Written instruction:
Copy each entry as it stands, leaving nothing out.

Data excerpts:

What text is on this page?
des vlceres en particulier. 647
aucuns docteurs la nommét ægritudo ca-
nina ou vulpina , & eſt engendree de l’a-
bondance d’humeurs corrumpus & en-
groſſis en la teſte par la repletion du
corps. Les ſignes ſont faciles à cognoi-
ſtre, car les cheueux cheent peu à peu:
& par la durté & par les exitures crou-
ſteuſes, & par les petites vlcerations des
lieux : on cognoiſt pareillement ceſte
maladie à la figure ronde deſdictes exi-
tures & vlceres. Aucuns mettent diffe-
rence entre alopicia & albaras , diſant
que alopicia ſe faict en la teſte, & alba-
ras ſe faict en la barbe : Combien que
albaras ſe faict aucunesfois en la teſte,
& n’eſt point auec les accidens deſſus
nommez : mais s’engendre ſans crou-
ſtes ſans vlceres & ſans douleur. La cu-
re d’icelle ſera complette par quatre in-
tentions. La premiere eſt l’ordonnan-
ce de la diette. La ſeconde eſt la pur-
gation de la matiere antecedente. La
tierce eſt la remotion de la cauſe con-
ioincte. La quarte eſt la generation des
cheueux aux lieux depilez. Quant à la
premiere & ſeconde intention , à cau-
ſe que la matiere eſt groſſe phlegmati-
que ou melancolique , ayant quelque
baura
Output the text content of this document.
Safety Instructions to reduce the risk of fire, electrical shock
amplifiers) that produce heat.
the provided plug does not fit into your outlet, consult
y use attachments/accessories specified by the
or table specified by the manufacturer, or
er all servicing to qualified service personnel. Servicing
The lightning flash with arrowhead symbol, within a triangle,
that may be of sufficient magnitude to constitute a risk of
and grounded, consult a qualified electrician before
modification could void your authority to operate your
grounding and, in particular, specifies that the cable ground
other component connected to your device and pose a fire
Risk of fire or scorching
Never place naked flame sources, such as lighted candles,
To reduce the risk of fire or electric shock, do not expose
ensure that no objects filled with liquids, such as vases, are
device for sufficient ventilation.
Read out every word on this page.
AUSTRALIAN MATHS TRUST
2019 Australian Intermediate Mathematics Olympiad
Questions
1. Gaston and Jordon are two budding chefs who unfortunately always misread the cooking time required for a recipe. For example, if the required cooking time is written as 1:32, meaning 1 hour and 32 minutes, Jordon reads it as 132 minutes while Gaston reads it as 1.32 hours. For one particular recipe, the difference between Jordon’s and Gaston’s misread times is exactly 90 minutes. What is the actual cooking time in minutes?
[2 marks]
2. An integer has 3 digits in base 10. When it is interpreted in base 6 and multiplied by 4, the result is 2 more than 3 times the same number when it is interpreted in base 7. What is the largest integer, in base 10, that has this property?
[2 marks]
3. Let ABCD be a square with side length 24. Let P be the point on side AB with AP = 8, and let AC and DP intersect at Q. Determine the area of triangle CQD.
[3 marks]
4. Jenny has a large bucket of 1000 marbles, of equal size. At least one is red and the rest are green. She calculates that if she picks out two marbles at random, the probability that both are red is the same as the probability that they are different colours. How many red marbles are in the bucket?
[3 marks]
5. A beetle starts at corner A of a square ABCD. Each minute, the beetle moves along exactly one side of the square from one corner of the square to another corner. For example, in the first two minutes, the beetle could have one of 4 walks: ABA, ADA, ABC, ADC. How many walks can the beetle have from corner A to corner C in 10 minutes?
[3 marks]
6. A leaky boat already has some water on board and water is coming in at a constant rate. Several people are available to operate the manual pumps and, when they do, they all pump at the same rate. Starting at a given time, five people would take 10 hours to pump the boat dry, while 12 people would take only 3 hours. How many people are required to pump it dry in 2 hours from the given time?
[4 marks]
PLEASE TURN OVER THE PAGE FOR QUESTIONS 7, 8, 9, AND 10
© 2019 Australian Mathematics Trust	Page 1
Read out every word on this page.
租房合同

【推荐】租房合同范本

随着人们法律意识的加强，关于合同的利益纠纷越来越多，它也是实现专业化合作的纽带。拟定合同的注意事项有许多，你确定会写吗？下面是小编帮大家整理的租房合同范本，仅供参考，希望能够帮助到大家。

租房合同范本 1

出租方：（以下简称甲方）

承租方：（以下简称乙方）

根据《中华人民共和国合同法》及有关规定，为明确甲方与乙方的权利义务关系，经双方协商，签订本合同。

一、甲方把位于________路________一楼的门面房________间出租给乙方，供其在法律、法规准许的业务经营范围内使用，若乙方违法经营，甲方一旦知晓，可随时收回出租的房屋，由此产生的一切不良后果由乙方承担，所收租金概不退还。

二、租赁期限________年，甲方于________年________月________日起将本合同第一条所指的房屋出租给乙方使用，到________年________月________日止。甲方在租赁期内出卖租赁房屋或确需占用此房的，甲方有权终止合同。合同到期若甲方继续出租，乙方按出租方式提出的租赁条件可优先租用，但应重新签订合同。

Solution to this exercise:
What text is on this page?
des vlceres en particulier. 647
aucuns docteurs la nommét ægritudo ca-
nina ou vulpina , & eſt engendree de l’a-
bondance d’humeurs corrumpus & en-
groſſis en la teſte par la repletion du
corps. Les ſignes ſont faciles à cognoi-
ſtre, car les cheueux cheent peu à peu:
& par la durté & par les exitures crou-
ſteuſes, & par les petites vlcerations des
lieux : on cognoiſt pareillement ceſte
maladie à la figure ronde deſdictes exi-
tures & vlceres. Aucuns mettent diffe-
rence entre alopicia & albaras , diſant
que alopicia ſe faict en la teſte, & alba-
ras ſe faict en la barbe : Combien que
albaras ſe faict aucunesfois en la teſte,
& n’eſt point auec les accidens deſſus
nommez : mais s’engendre ſans crou-
ſtes ſans vlceres & ſans douleur. La cu-
re d’icelle ſera complette par quatre in-
tentions. La premiere eſt l’ordonnan-
ce de la diette. La ſeconde eſt la pur-
gation de la matiere antecedente. La
tierce eſt la remotion de la cauſe con-
ioincte. La quarte eſt la generation des
cheueux aux lieux depilez. Quant à la
premiere & ſeconde intention , à cau-
ſe que la matiere eſt groſſe phlegmati-
que ou melancolique , ayant quelque
baura
Output the text content of this document.
Safety Instructions to reduce the risk of fire, electrical shock
amplifiers) that produce heat.
the provided plug does not fit into your outlet, consult
y use attachments/accessories specified by the
or table specified by the manufacturer, or
er all servicing to qualified service personnel. Servicing
The lightning flash with arrowhead symbol, within a triangle,
that may be of sufficient magnitude to constitute a risk of
and grounded, consult a qualified electrician before
modification could void your authority to operate your
grounding and, in particular, specifies that the cable ground
other component connected to your device and pose a fire
Risk of fire or scorching
Never place naked flame sources, such as lighted candles,
To reduce the risk of fire or electric shock, do not expose
ensure that no objects filled with liquids, such as vases, are
device for sufficient ventilation.
Read out every word on this page.
AUSTRALIAN MATHS TRUST
2019 Australian Intermediate Mathematics Olympiad
Questions
1. Gaston and Jordon are two budding chefs who unfortunately always misread the cooking time required for a recipe. For example, if the required cooking time is written as 1:32, meaning 1 hour and 32 minutes, Jordon reads it as 132 minutes while Gaston reads it as 1.32 hours. For one particular recipe, the difference between Jordon’s and Gaston’s misread times is exactly 90 minutes. What is the actual cooking time in minutes?
[2 marks]
2. An integer has 3 digits in base 10. When it is interpreted in base 6 and multiplied by 4, the result is 2 more than 3 times the same number when it is interpreted in base 7. What is the largest integer, in base 10, that has this property?
[2 marks]
3. Let ABCD be a square with side length 24. Let P be the point on side AB with AP = 8, and let AC and DP intersect at Q. Determine the area of triangle CQD.
[3 marks]
4. Jenny has a large bucket of 1000 marbles, of equal size. At least one is red and the rest are green. She calculates that if she picks out two marbles at random, the probability that both are red is the same as the probability that they are different colours. How many red marbles are in the bucket?
[3 marks]
5. A beetle starts at corner A of a square ABCD. Each minute, the beetle moves along exactly one side of the square from one corner of the square to another corner. For example, in the first two minutes, the beetle could have one of 4 walks: ABA, ADA, ABC, ADC. How many walks can the beetle have from corner A to corner C in 10 minutes?
[3 marks]
6. A leaky boat already has some water on board and water is coming in at a constant rate. Several people are available to operate the manual pumps and, when they do, they all pump at the same rate. Starting at a given time, five people would take 10 hours to pump the boat dry, while 12 people would take only 3 hours. How many people are required to pump it dry in 2 hours from the given time?
[4 marks]
PLEASE TURN OVER THE PAGE FOR QUESTIONS 7, 8, 9, AND 10
© 2019 Australian Mathematics Trust	Page 1
Read out every word on this page.
租房合同

【推荐】租房合同范本

随着人们法律意识的加强，关于合同的利益纠纷越来越多，它也是实现专业化合作的纽带。拟定合同的注意事项有许多，你确定会写吗？下面是小编帮大家整理的租房合同范本，仅供参考，希望能够帮助到大家。

租房合同范本 1

出租方：（以下简称甲方）

承租方：（以下简称乙方）

根据《中华人民共和国合同法》及有关规定，为明确甲方与乙方的权利义务关系，经双方协商，签订本合同。

一、甲方把位于________路________一楼的门面房________间出租给乙方，供其在法律、法规准许的业务经营范围内使用，若乙方违法经营，甲方一旦知晓，可随时收回出租的房屋，由此产生的一切不良后果由乙方承担，所收租金概不退还。

二、租赁期限________年，甲方于________年________月________日起将本合同第一条所指的房屋出租给乙方使用，到________年________月________日止。甲方在租赁期内出卖租赁房屋或确需占用此房的，甲方有权终止合同。合同到期若甲方继续出租，乙方按出租方式提出的租赁条件可优先租用，但应重新签订合同。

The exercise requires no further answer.